• **Your instructions**:
Transcribe all records exactly.

• **Information shown**:
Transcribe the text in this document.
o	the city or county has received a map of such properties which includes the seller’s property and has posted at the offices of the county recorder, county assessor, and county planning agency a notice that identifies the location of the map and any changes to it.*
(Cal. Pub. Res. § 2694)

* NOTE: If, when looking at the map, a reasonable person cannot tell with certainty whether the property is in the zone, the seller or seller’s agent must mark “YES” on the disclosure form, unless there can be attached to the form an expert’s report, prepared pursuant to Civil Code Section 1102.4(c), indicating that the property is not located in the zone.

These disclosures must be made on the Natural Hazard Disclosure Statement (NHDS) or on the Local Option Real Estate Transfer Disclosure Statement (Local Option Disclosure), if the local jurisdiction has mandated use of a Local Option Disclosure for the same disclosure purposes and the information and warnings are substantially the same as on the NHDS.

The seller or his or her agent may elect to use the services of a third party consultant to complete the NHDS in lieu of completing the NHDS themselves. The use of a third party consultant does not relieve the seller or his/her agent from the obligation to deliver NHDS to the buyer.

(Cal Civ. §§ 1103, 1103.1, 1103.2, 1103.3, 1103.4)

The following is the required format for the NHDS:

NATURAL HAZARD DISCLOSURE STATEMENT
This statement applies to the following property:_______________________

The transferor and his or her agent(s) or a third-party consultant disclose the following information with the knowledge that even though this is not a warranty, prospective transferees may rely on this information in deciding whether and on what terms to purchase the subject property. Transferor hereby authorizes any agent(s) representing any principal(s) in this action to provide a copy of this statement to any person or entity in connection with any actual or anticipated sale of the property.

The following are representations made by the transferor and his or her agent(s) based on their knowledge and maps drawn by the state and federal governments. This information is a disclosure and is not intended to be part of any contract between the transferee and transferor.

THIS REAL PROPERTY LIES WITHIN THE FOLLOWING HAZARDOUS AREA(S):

• **Problem solution**:
Transcribe the text in this document.
o	the city or county has received a map of such properties which includes the seller’s property and has posted at the offices of the county recorder, county assessor, and county planning agency a notice that identifies the location of the map and any changes to it.*
(Cal. Pub. Res. § 2694)

* NOTE: If, when looking at the map, a reasonable person cannot tell with certainty whether the property is in the zone, the seller or seller’s agent must mark “YES” on the disclosure form, unless there can be attached to the form an expert’s report, prepared pursuant to Civil Code Section 1102.4(c), indicating that the property is not located in the zone.

These disclosures must be made on the Natural Hazard Disclosure Statement (NHDS) or on the Local Option Real Estate Transfer Disclosure Statement (Local Option Disclosure), if the local jurisdiction has mandated use of a Local Option Disclosure for the same disclosure purposes and the information and warnings are substantially the same as on the NHDS.

The seller or his or her agent may elect to use the services of a third party consultant to complete the NHDS in lieu of completing the NHDS themselves. The use of a third party consultant does not relieve the seller or his/her agent from the obligation to deliver NHDS to the buyer.

(Cal Civ. §§ 1103, 1103.1, 1103.2, 1103.3, 1103.4)

The following is the required format for the NHDS:

NATURAL HAZARD DISCLOSURE STATEMENT
This statement applies to the following property:_______________________

The transferor and his or her agent(s) or a third-party consultant disclose the following information with the knowledge that even though this is not a warranty, prospective transferees may rely on this information in deciding whether and on what terms to purchase the subject property. Transferor hereby authorizes any agent(s) representing any principal(s) in this action to provide a copy of this statement to any person or entity in connection with any actual or anticipated sale of the property.

The following are representations made by the transferor and his or her agent(s) based on their knowledge and maps drawn by the state and federal governments. This information is a disclosure and is not intended to be part of any contract between the transferee and transferor.

THIS REAL PROPERTY LIES WITHIN THE FOLLOWING HAZARDOUS AREA(S):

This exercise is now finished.